STATED TASK: Make an exact copy of all the data.

INFORMATION SHOWN:
+++++

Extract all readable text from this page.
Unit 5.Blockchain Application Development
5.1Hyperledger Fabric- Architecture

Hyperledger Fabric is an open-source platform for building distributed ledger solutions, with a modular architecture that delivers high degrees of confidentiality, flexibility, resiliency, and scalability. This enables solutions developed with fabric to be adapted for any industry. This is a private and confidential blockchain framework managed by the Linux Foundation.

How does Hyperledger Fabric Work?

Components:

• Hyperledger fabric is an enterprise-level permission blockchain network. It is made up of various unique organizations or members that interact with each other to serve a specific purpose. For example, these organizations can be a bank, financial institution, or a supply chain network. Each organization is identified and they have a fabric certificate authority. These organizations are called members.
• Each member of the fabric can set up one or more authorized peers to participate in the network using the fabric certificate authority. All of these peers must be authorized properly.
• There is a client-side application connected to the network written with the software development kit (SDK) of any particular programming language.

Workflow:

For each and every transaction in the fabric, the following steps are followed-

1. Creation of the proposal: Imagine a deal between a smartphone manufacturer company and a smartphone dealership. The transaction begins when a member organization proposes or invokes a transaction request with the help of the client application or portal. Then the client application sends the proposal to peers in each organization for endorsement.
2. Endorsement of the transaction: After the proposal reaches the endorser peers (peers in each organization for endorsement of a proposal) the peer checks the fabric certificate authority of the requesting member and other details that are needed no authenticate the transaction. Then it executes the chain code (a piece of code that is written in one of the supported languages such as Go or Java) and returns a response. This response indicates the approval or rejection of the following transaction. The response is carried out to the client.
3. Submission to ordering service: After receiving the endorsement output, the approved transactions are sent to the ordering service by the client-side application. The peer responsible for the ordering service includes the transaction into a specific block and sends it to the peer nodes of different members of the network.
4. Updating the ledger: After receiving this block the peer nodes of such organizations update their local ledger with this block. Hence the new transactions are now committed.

+++++

REPLY TO THE TASK:
Extract all readable text from this page.
Unit 5.Blockchain Application Development
5.1Hyperledger Fabric- Architecture

Hyperledger Fabric is an open-source platform for building distributed ledger solutions, with a modular architecture that delivers high degrees of confidentiality, flexibility, resiliency, and scalability. This enables solutions developed with fabric to be adapted for any industry. This is a private and confidential blockchain framework managed by the Linux Foundation.

How does Hyperledger Fabric Work?

Components:

• Hyperledger fabric is an enterprise-level permission blockchain network. It is made up of various unique organizations or members that interact with each other to serve a specific purpose. For example, these organizations can be a bank, financial institution, or a supply chain network. Each organization is identified and they have a fabric certificate authority. These organizations are called members.
• Each member of the fabric can set up one or more authorized peers to participate in the network using the fabric certificate authority. All of these peers must be authorized properly.
• There is a client-side application connected to the network written with the software development kit (SDK) of any particular programming language.

Workflow:

For each and every transaction in the fabric, the following steps are followed-

1. Creation of the proposal: Imagine a deal between a smartphone manufacturer company and a smartphone dealership. The transaction begins when a member organization proposes or invokes a transaction request with the help of the client application or portal. Then the client application sends the proposal to peers in each organization for endorsement.
2. Endorsement of the transaction: After the proposal reaches the endorser peers (peers in each organization for endorsement of a proposal) the peer checks the fabric certificate authority of the requesting member and other details that are needed no authenticate the transaction. Then it executes the chain code (a piece of code that is written in one of the supported languages such as Go or Java) and returns a response. This response indicates the approval or rejection of the following transaction. The response is carried out to the client.
3. Submission to ordering service: After receiving the endorsement output, the approved transactions are sent to the ordering service by the client-side application. The peer responsible for the ordering service includes the transaction into a specific block and sends it to the peer nodes of different members of the network.
4. Updating the ledger: After receiving this block the peer nodes of such organizations update their local ledger with this block. Hence the new transactions are now committed.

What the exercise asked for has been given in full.